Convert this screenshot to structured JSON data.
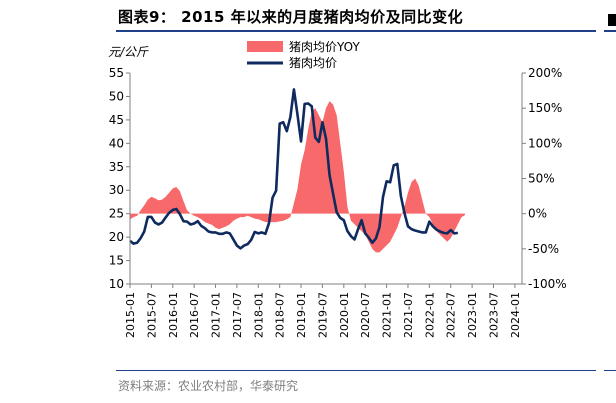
{
  "figure": {
    "title": "图表9： 2015 年以来的月度猪肉均价及同比变化",
    "source": "资料来源：农业农村部，华泰研究"
  },
  "chart_data": {
    "type": "line",
    "left_unit": "元/公斤",
    "left_axis": {
      "min": 10,
      "max": 55,
      "ticks": [
        "10",
        "15",
        "20",
        "25",
        "30",
        "35",
        "40",
        "45",
        "50",
        "55"
      ]
    },
    "right_axis": {
      "min": -100,
      "max": 200,
      "ticks": [
        "-100%",
        "-50%",
        "0%",
        "50%",
        "100%",
        "150%",
        "200%"
      ]
    },
    "x_ticks": [
      "2015-01",
      "2015-07",
      "2016-01",
      "2016-07",
      "2017-01",
      "2017-07",
      "2018-01",
      "2018-07",
      "2019-01",
      "2019-07",
      "2020-01",
      "2020-07",
      "2021-01",
      "2021-07",
      "2022-01",
      "2022-07",
      "2023-01",
      "2023-07",
      "2024-01"
    ],
    "legend": "top-center",
    "series": [
      {
        "name": "猪肉均价YOY",
        "type": "area",
        "axis": "right",
        "color": "#f8696b",
        "start": "2015-01",
        "values": [
          -8,
          -5,
          -3,
          5,
          12,
          20,
          24,
          22,
          19,
          20,
          24,
          30,
          36,
          38,
          32,
          18,
          5,
          0,
          -3,
          -5,
          -8,
          -12,
          -14,
          -16,
          -20,
          -22,
          -20,
          -18,
          -15,
          -10,
          -7,
          -5,
          -5,
          -3,
          -5,
          -7,
          -8,
          -10,
          -12,
          -12,
          -12,
          -12,
          -11,
          -10,
          -8,
          -5,
          15,
          35,
          70,
          90,
          120,
          145,
          150,
          140,
          130,
          150,
          160,
          155,
          140,
          100,
          60,
          10,
          -10,
          -15,
          -20,
          -25,
          -30,
          -40,
          -50,
          -55,
          -55,
          -50,
          -45,
          -40,
          -30,
          -20,
          -5,
          10,
          30,
          45,
          50,
          40,
          20,
          0,
          -5,
          -15,
          -25,
          -30,
          -35,
          -40,
          -35,
          -25,
          -15,
          -5,
          -2
        ]
      },
      {
        "name": "猪肉均价",
        "type": "line",
        "axis": "left",
        "color": "#0e2a5e",
        "start": "2015-01",
        "values": [
          19.2,
          18.6,
          18.8,
          19.8,
          21.2,
          24.3,
          24.3,
          23.1,
          22.7,
          23.1,
          24.2,
          25.2,
          25.8,
          26.0,
          24.9,
          23.4,
          23.3,
          22.7,
          22.9,
          23.4,
          22.4,
          21.9,
          21.2,
          21.0,
          21.0,
          20.7,
          20.7,
          21.0,
          20.8,
          19.5,
          18.2,
          17.6,
          18.2,
          18.5,
          19.4,
          21.1,
          20.8,
          21.0,
          20.7,
          23.0,
          28.4,
          29.9,
          44.2,
          44.5,
          42.6,
          45.6,
          51.5,
          46.1,
          40.4,
          48.4,
          48.5,
          47.9,
          41.2,
          40.3,
          44.5,
          41.0,
          33.2,
          29.2,
          25.3,
          24.1,
          23.6,
          21.3,
          20.2,
          19.5,
          21.7,
          23.6,
          20.8,
          19.9,
          18.8,
          19.7,
          22.1,
          28.6,
          31.9,
          31.7,
          35.3,
          35.6,
          28.8,
          25.2,
          22.3,
          21.7,
          21.4,
          21.2,
          21.0,
          21.0,
          23.3,
          22.3,
          21.6,
          21.2,
          20.9,
          20.8,
          21.5,
          20.8,
          20.9
        ]
      }
    ]
  }
}
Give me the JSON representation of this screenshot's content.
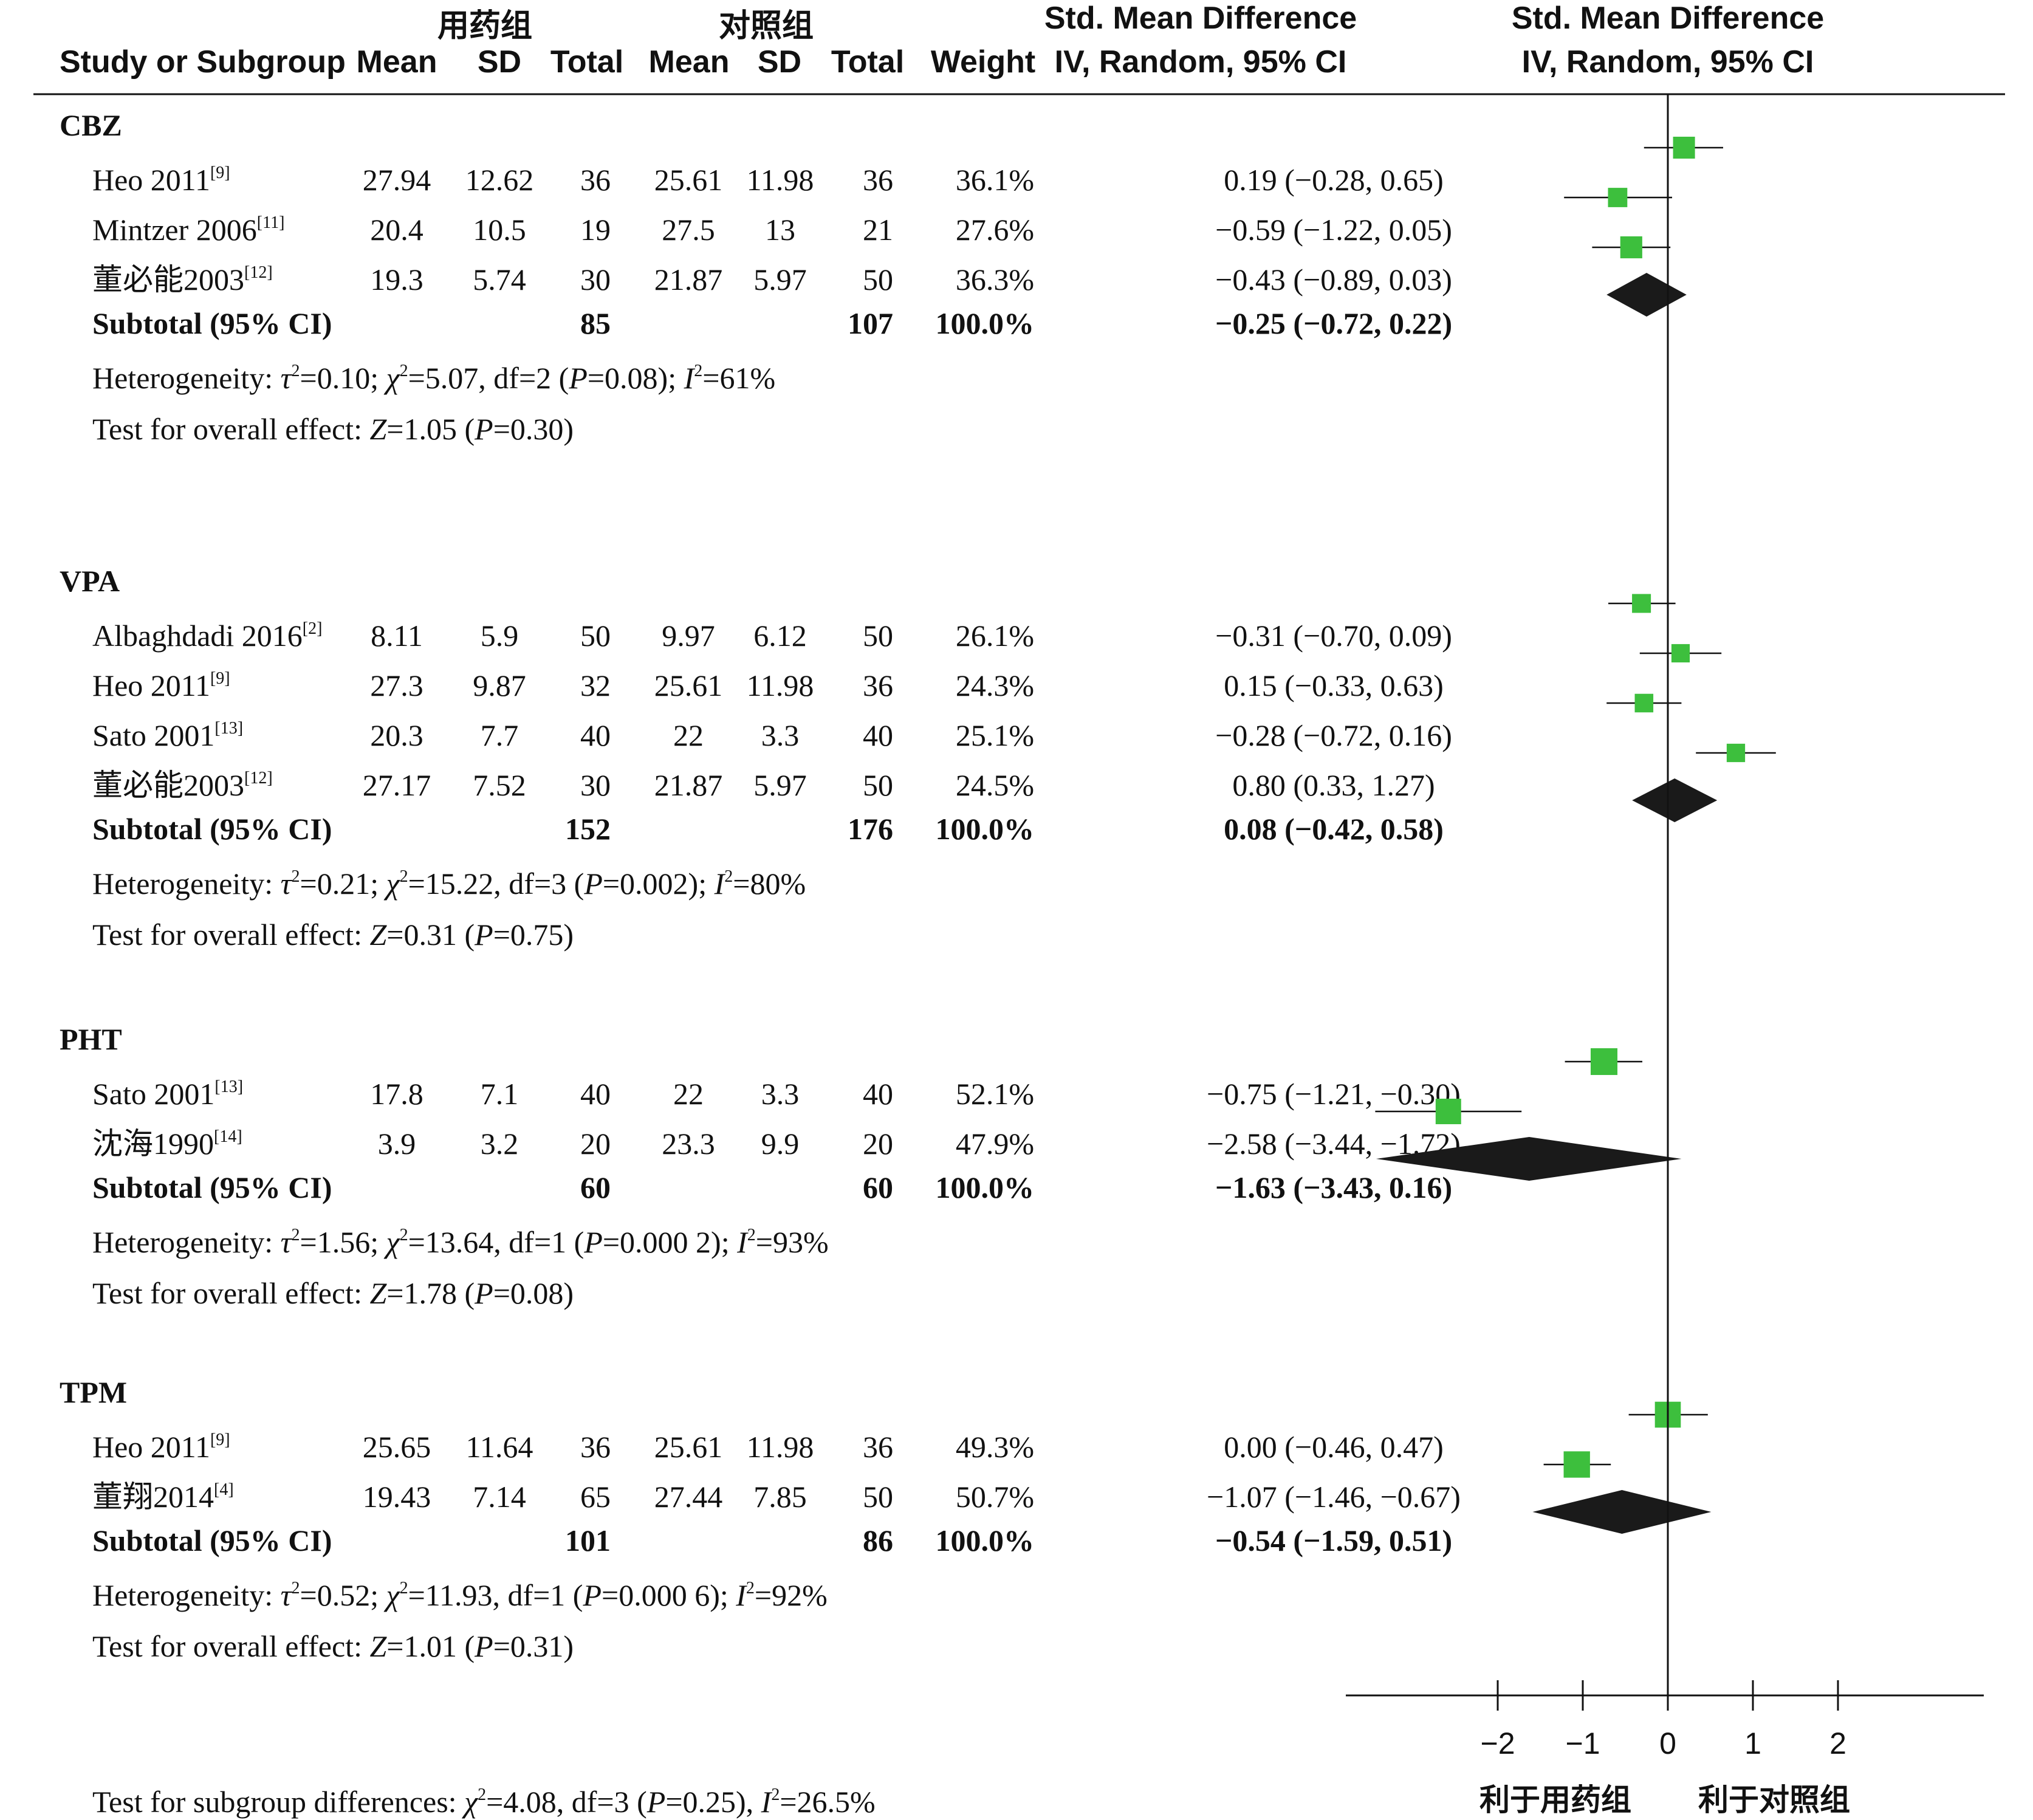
********************
# [EXERCISE INSTRUCTIONS]
Copy every record character for character. Skip the pictures.

# [RESULT OF THE EXERCISE]
Convert this screenshot to structured JSON data.
{
  "figure": {
    "title": "图表9： 2015 年以来的月度猪肉均价及同比变化",
    "source": "资料来源：农业农村部，华泰研究"
  },
  "chart_data": {
    "type": "line",
    "left_unit": "元/公斤",
    "left_axis": {
      "min": 10,
      "max": 55,
      "ticks": [
        "10",
        "15",
        "20",
        "25",
        "30",
        "35",
        "40",
        "45",
        "50",
        "55"
      ]
    },
    "right_axis": {
      "min": -100,
      "max": 200,
      "ticks": [
        "-100%",
        "-50%",
        "0%",
        "50%",
        "100%",
        "150%",
        "200%"
      ]
    },
    "x_ticks": [
      "2015-01",
      "2015-07",
      "2016-01",
      "2016-07",
      "2017-01",
      "2017-07",
      "2018-01",
      "2018-07",
      "2019-01",
      "2019-07",
      "2020-01",
      "2020-07",
      "2021-01",
      "2021-07",
      "2022-01",
      "2022-07",
      "2023-01",
      "2023-07",
      "2024-01"
    ],
    "legend": "top-center",
    "series": [
      {
        "name": "猪肉均价YOY",
        "type": "area",
        "axis": "right",
        "color": "#f8696b",
        "start": "2015-01",
        "values": [
          -8,
          -5,
          -3,
          5,
          12,
          20,
          24,
          22,
          19,
          20,
          24,
          30,
          36,
          38,
          32,
          18,
          5,
          0,
          -3,
          -5,
          -8,
          -12,
          -14,
          -16,
          -20,
          -22,
          -20,
          -18,
          -15,
          -10,
          -7,
          -5,
          -5,
          -3,
          -5,
          -7,
          -8,
          -10,
          -12,
          -12,
          -12,
          -12,
          -11,
          -10,
          -8,
          -5,
          15,
          35,
          70,
          90,
          120,
          145,
          150,
          140,
          130,
          150,
          160,
          155,
          140,
          100,
          60,
          10,
          -10,
          -15,
          -20,
          -25,
          -30,
          -40,
          -50,
          -55,
          -55,
          -50,
          -45,
          -40,
          -30,
          -20,
          -5,
          10,
          30,
          45,
          50,
          40,
          20,
          0,
          -5,
          -15,
          -25,
          -30,
          -35,
          -40,
          -35,
          -25,
          -15,
          -5,
          -2
        ]
      },
      {
        "name": "猪肉均价",
        "type": "line",
        "axis": "left",
        "color": "#0e2a5e",
        "start": "2015-01",
        "values": [
          19.2,
          18.6,
          18.8,
          19.8,
          21.2,
          24.3,
          24.3,
          23.1,
          22.7,
          23.1,
          24.2,
          25.2,
          25.8,
          26.0,
          24.9,
          23.4,
          23.3,
          22.7,
          22.9,
          23.4,
          22.4,
          21.9,
          21.2,
          21.0,
          21.0,
          20.7,
          20.7,
          21.0,
          20.8,
          19.5,
          18.2,
          17.6,
          18.2,
          18.5,
          19.4,
          21.1,
          20.8,
          21.0,
          20.7,
          23.0,
          28.4,
          29.9,
          44.2,
          44.5,
          42.6,
          45.6,
          51.5,
          46.1,
          40.4,
          48.4,
          48.5,
          47.9,
          41.2,
          40.3,
          44.5,
          41.0,
          33.2,
          29.2,
          25.3,
          24.1,
          23.6,
          21.3,
          20.2,
          19.5,
          21.7,
          23.6,
          20.8,
          19.9,
          18.8,
          19.7,
          22.1,
          28.6,
          31.9,
          31.7,
          35.3,
          35.6,
          28.8,
          25.2,
          22.3,
          21.7,
          21.4,
          21.2,
          21.0,
          21.0,
          23.3,
          22.3,
          21.6,
          21.2,
          20.9,
          20.8,
          21.5,
          20.8,
          20.9
        ]
      }
    ]
  }
}
Give me the JSON representation of this screenshot's content.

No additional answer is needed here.